§ TASK BRIEF:
Comb through the entries for "text" and pull out each line that holds it.

----------

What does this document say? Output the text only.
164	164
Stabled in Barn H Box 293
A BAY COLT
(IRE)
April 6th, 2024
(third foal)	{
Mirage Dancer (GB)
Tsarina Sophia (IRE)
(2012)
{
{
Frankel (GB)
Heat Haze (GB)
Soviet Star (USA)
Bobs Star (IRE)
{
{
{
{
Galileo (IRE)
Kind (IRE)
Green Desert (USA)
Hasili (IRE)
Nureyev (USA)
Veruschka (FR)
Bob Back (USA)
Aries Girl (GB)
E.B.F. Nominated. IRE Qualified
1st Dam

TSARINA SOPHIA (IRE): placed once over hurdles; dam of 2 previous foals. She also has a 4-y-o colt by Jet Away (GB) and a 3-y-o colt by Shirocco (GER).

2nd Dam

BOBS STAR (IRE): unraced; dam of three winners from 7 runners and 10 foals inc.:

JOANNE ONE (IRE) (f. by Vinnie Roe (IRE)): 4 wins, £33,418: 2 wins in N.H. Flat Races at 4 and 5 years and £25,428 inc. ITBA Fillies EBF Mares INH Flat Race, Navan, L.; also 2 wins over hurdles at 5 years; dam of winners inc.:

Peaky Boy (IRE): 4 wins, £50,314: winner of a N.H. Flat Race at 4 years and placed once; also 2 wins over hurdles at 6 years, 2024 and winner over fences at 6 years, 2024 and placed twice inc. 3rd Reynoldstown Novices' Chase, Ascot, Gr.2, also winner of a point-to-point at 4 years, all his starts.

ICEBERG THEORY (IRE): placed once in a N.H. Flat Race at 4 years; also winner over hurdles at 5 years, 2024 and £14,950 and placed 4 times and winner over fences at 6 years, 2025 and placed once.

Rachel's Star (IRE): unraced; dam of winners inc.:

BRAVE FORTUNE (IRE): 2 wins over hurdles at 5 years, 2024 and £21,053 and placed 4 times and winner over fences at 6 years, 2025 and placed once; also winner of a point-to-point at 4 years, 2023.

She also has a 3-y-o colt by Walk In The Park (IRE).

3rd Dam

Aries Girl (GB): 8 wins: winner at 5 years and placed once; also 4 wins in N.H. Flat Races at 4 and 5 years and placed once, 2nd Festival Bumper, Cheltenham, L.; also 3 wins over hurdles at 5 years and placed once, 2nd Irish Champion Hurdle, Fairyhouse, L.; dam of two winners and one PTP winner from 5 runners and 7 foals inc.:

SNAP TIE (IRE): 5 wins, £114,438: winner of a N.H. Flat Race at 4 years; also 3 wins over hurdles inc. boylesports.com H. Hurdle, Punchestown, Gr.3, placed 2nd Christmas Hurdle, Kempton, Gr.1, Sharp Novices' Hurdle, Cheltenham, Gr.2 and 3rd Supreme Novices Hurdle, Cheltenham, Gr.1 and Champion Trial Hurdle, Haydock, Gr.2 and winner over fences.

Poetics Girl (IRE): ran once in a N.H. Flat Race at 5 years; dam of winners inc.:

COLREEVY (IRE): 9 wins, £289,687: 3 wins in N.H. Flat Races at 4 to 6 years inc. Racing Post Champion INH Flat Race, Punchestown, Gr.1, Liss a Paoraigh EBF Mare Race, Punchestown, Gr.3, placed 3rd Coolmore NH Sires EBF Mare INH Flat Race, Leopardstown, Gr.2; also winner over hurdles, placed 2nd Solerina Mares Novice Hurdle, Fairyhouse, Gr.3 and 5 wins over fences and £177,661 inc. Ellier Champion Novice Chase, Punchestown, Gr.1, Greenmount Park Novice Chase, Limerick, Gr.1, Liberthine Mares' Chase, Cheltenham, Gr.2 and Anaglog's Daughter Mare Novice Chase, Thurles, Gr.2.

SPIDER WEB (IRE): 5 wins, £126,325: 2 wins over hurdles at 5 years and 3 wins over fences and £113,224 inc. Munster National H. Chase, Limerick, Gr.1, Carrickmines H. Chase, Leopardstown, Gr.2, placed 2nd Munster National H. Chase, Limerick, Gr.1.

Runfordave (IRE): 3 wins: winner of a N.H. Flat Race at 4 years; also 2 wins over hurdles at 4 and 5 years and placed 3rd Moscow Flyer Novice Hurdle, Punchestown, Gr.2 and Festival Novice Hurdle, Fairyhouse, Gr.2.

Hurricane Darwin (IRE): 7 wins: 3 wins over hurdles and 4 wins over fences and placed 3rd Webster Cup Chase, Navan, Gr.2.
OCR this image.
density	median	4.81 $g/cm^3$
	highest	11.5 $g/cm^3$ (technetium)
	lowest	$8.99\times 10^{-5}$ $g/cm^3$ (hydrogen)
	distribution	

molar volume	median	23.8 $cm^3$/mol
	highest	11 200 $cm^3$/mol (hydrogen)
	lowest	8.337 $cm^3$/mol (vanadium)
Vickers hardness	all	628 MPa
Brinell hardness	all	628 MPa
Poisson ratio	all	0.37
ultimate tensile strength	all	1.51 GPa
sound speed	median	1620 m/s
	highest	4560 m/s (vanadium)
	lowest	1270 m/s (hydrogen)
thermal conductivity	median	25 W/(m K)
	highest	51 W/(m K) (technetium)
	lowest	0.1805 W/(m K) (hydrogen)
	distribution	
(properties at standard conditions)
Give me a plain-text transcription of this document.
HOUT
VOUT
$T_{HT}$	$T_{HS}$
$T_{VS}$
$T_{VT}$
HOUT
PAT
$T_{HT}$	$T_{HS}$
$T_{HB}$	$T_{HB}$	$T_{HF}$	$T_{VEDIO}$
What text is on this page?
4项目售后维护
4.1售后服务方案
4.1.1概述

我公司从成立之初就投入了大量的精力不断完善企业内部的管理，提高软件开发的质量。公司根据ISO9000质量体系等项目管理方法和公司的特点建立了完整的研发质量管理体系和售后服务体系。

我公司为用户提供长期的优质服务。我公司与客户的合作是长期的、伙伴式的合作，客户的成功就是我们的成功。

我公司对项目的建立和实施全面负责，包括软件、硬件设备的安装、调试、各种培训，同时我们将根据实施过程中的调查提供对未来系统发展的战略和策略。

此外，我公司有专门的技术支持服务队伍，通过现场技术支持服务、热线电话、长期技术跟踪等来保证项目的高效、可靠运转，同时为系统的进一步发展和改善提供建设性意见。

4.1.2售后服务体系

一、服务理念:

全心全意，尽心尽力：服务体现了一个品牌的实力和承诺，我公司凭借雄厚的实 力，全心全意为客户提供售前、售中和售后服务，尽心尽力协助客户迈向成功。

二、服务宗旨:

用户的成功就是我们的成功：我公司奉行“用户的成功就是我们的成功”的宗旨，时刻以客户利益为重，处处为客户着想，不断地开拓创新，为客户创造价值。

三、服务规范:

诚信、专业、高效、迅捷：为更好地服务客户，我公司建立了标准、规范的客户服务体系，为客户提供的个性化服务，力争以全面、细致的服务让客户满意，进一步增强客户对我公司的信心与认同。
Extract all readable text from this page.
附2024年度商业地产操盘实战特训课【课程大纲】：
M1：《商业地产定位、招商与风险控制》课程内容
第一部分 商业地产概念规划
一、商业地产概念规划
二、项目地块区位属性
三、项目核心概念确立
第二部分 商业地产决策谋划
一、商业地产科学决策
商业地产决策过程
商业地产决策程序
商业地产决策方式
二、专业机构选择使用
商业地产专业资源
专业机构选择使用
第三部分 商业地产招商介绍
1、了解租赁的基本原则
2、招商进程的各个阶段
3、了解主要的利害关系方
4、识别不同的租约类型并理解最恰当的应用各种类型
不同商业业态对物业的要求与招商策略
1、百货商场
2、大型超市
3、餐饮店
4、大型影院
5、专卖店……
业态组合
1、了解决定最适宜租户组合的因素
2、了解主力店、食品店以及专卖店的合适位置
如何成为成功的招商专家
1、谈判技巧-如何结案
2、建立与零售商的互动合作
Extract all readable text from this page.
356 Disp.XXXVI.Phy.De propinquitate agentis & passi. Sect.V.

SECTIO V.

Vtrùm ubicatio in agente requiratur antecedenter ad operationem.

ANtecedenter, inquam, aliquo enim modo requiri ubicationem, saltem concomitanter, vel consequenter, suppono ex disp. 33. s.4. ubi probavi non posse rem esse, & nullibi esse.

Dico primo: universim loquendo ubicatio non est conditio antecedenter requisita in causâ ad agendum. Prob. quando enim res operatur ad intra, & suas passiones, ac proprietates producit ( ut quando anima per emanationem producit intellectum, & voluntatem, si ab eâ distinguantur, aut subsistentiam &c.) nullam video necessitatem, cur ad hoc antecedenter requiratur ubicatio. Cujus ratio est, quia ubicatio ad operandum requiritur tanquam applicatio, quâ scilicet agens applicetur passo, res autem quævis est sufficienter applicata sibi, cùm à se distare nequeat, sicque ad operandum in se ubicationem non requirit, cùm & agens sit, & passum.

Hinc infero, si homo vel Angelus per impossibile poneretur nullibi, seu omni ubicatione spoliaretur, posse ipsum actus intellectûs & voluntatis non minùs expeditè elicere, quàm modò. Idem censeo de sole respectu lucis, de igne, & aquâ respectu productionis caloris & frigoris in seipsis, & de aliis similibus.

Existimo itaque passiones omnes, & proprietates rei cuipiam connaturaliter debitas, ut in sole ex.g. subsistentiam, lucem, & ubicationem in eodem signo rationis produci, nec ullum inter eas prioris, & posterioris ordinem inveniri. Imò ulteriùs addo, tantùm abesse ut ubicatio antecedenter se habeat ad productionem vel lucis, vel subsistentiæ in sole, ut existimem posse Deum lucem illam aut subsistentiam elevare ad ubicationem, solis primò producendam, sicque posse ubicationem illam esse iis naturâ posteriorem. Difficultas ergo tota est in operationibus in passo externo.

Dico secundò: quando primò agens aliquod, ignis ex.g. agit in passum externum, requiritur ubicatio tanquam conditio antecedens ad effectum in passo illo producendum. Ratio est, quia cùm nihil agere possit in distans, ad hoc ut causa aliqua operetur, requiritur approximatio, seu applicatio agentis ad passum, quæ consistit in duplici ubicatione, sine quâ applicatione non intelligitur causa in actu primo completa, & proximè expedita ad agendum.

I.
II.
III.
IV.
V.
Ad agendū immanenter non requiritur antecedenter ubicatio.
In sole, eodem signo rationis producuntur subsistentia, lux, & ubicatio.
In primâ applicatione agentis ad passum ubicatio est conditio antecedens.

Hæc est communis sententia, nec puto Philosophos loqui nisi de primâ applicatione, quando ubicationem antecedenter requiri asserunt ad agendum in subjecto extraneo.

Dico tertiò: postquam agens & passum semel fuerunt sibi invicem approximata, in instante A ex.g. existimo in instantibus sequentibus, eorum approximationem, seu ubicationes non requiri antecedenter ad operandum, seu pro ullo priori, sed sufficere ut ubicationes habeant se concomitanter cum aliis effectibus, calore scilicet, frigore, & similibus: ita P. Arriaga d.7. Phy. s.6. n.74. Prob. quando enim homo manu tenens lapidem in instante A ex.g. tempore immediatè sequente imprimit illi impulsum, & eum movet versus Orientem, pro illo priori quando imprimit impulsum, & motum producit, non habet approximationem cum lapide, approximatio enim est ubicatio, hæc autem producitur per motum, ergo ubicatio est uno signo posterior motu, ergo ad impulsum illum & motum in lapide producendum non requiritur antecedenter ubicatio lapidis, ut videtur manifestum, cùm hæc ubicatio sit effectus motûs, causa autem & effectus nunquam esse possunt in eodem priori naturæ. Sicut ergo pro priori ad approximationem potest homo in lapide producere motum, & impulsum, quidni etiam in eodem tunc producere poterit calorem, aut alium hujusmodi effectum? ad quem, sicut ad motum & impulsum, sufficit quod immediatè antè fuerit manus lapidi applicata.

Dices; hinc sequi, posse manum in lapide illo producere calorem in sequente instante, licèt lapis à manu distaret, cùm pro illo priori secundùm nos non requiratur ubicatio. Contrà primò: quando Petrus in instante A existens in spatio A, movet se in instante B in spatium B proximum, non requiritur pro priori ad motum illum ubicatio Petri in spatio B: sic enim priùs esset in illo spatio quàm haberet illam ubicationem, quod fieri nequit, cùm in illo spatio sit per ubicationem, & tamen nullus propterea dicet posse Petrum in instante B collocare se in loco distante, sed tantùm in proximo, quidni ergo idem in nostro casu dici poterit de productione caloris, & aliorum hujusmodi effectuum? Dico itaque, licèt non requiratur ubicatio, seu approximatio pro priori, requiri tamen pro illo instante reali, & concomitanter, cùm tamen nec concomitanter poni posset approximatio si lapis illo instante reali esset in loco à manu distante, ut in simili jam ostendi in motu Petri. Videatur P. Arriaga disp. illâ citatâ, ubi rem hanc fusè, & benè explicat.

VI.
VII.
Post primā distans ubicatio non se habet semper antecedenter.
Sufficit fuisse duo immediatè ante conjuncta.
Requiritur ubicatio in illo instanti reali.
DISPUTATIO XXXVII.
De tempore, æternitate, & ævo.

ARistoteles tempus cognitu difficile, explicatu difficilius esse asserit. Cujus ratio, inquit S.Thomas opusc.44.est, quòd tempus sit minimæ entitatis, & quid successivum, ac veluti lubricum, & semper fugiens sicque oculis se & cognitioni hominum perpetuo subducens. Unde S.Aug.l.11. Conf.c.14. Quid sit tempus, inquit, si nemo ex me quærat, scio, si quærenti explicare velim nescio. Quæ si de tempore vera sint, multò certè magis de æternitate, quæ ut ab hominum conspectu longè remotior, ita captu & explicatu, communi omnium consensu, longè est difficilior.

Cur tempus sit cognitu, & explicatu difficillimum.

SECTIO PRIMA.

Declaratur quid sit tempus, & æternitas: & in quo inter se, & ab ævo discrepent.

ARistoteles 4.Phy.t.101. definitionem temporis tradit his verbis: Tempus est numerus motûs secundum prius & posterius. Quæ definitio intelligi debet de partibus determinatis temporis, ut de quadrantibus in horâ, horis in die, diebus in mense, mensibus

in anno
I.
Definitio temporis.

----------

§ RIGHT ANSWER:
What does this document say? Output the text only.
Give me a plain-text transcription of this document.
What text is on this page?
Extract all readable text from this page.
Extract all readable text from this page.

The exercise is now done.